What is required - Copy each line of the data below with the word "views".

-- start of Provided entries --

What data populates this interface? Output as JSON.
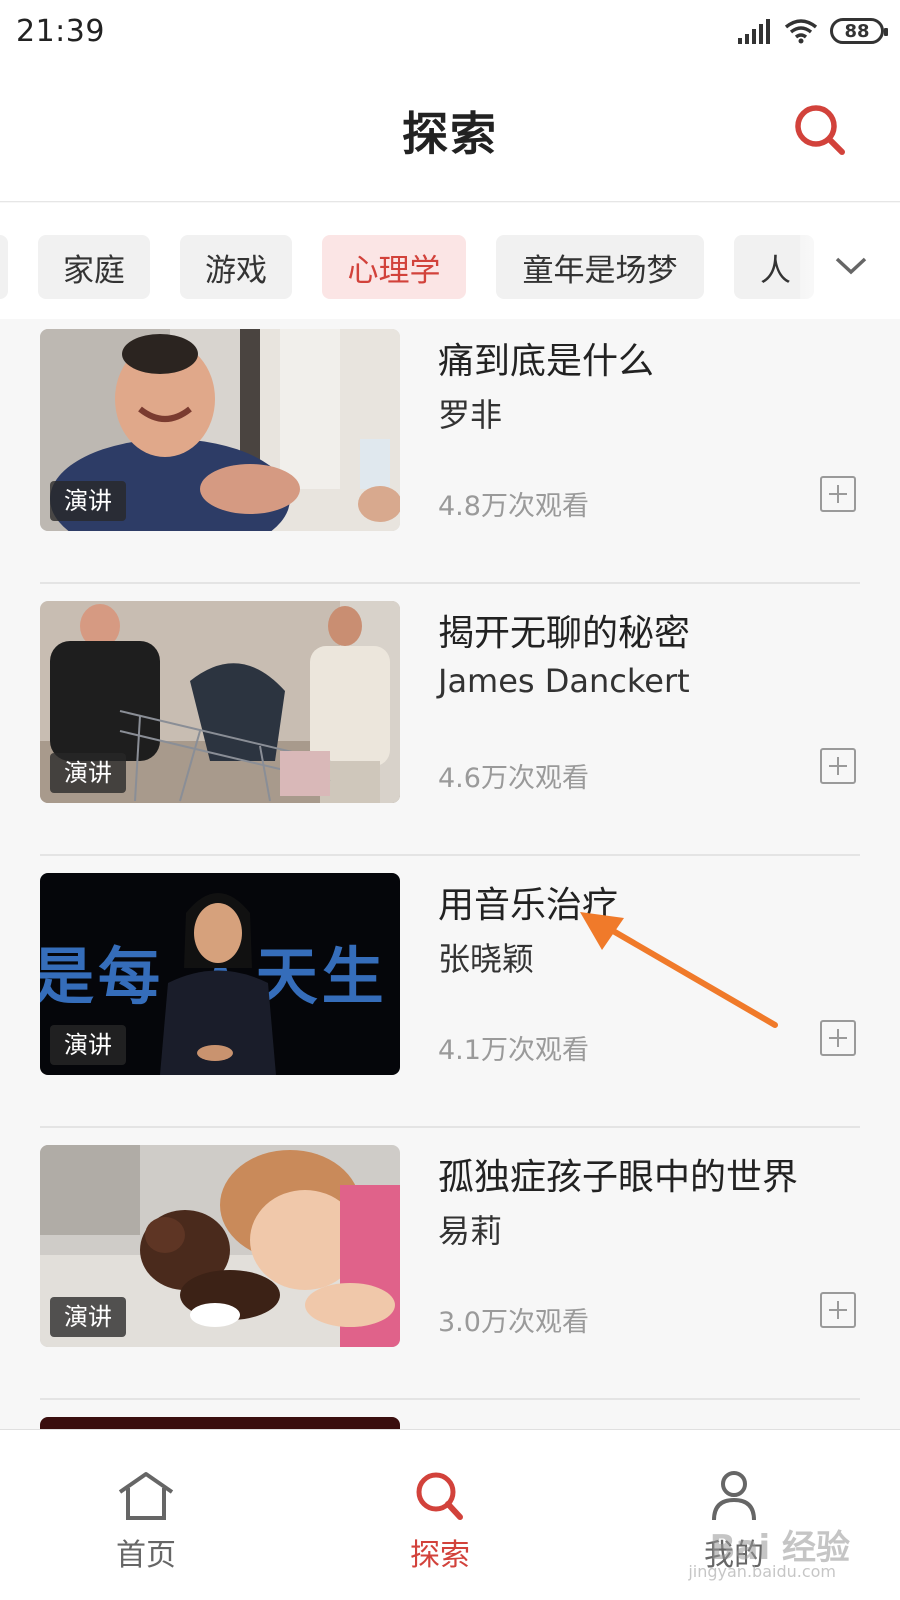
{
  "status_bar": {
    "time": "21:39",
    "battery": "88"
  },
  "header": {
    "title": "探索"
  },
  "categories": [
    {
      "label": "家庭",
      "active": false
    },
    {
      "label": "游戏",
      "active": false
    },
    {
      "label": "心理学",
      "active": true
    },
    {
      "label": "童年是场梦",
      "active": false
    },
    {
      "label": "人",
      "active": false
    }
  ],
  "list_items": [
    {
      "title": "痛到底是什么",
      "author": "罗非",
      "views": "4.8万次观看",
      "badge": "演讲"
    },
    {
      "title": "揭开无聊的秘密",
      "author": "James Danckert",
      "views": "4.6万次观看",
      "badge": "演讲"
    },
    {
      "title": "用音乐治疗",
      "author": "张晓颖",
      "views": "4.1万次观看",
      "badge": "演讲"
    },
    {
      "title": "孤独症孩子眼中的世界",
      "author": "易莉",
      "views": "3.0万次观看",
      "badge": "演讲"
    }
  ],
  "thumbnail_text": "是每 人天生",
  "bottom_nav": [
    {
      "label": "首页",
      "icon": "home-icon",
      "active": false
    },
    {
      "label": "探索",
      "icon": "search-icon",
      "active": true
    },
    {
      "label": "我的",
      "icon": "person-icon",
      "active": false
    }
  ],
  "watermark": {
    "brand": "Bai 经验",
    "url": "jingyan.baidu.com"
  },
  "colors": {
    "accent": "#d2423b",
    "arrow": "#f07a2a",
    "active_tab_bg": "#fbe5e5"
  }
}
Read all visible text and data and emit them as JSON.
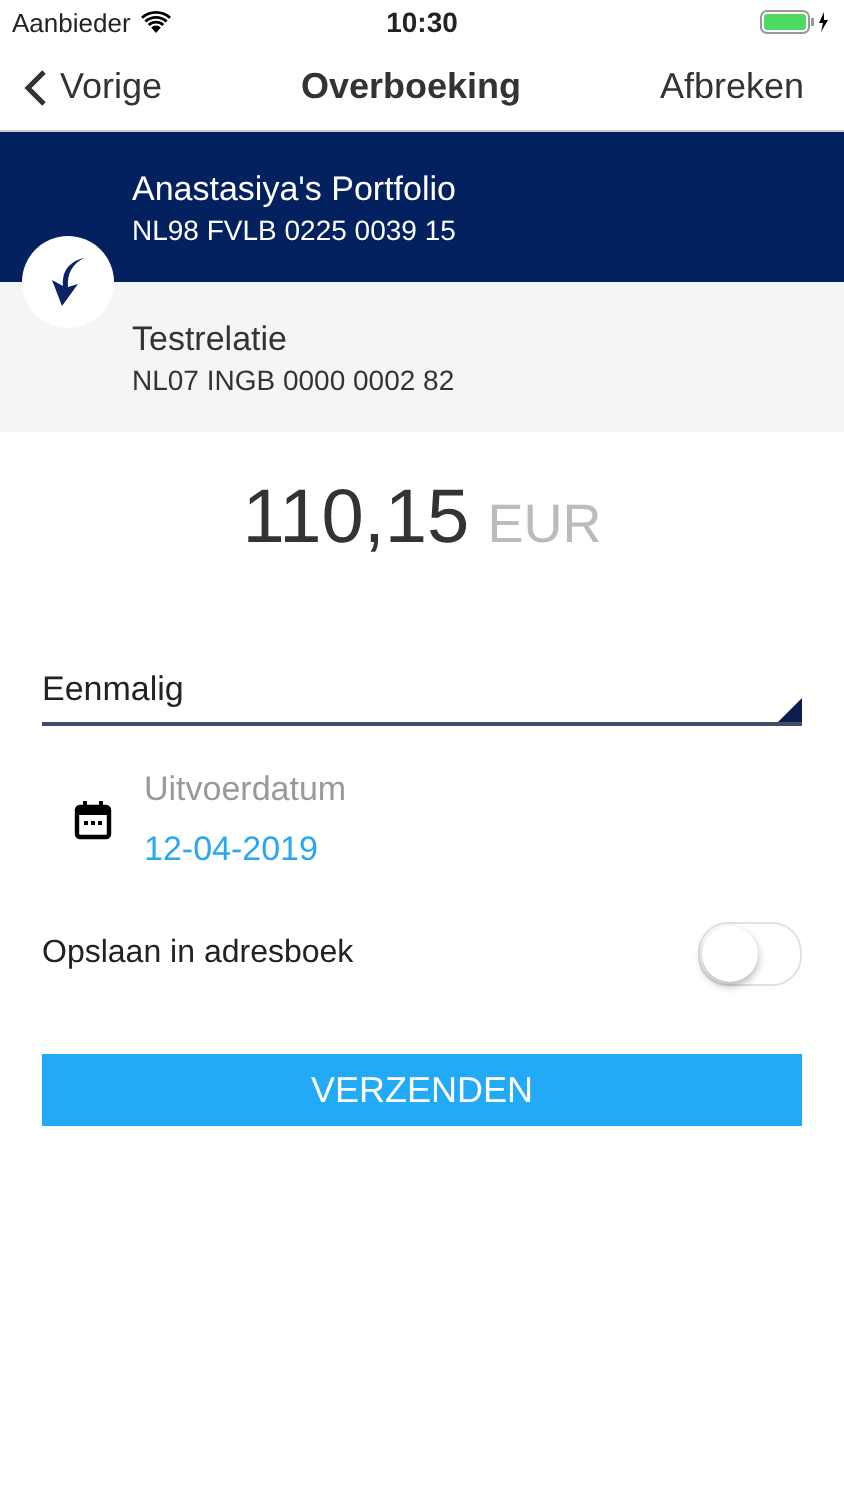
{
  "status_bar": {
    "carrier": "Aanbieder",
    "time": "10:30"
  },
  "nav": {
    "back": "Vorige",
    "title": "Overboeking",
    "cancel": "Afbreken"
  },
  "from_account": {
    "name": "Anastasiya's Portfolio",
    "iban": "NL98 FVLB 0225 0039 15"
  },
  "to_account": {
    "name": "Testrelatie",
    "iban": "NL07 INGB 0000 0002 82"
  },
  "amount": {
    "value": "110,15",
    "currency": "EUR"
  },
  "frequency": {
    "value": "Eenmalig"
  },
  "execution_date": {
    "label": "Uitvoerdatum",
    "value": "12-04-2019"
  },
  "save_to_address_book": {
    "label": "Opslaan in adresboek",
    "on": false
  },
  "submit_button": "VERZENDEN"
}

-- end of Provided entries --

Answer to the task -
      "views": "4.8万次观看",
      "views": "4.6万次观看",
      "views": "4.1万次观看",
      "views": "3.0万次观看",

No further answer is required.